Exercise description =>
Extract all lines in the data that contain the word "diabetes".

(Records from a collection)
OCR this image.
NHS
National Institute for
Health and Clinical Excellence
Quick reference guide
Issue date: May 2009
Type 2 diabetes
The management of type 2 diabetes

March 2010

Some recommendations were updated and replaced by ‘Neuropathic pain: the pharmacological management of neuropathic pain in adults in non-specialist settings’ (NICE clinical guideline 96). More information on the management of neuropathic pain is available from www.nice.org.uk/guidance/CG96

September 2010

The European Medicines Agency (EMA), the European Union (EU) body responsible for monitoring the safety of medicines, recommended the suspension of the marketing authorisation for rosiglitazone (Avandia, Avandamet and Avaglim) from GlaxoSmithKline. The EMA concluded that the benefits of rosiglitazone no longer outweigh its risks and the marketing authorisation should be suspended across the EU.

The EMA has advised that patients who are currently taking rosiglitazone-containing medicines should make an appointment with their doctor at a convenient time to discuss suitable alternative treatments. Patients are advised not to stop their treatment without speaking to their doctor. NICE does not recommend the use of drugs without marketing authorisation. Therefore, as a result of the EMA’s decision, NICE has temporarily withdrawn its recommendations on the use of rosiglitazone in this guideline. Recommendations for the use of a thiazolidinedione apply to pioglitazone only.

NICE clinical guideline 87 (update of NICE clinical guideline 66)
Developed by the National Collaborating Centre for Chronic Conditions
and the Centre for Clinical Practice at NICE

...

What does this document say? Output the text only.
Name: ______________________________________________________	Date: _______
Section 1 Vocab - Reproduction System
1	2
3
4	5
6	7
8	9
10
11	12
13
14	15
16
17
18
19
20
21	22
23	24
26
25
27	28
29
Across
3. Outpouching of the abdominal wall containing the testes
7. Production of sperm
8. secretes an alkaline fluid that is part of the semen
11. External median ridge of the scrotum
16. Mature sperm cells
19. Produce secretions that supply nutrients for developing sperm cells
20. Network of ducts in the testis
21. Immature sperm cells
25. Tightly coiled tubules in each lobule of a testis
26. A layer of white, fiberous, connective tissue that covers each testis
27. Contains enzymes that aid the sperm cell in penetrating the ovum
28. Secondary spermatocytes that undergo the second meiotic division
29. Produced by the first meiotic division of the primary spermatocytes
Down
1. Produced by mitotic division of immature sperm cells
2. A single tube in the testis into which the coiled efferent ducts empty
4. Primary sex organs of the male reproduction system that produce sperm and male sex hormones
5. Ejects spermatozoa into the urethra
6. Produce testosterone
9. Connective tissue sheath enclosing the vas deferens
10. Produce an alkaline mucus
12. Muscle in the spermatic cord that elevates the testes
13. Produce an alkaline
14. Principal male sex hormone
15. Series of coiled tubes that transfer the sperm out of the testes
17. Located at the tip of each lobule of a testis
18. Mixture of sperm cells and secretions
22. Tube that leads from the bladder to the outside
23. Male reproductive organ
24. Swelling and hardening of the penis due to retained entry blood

Solution to the exercise =>
Type 2 diabetes
The management of type 2 diabetes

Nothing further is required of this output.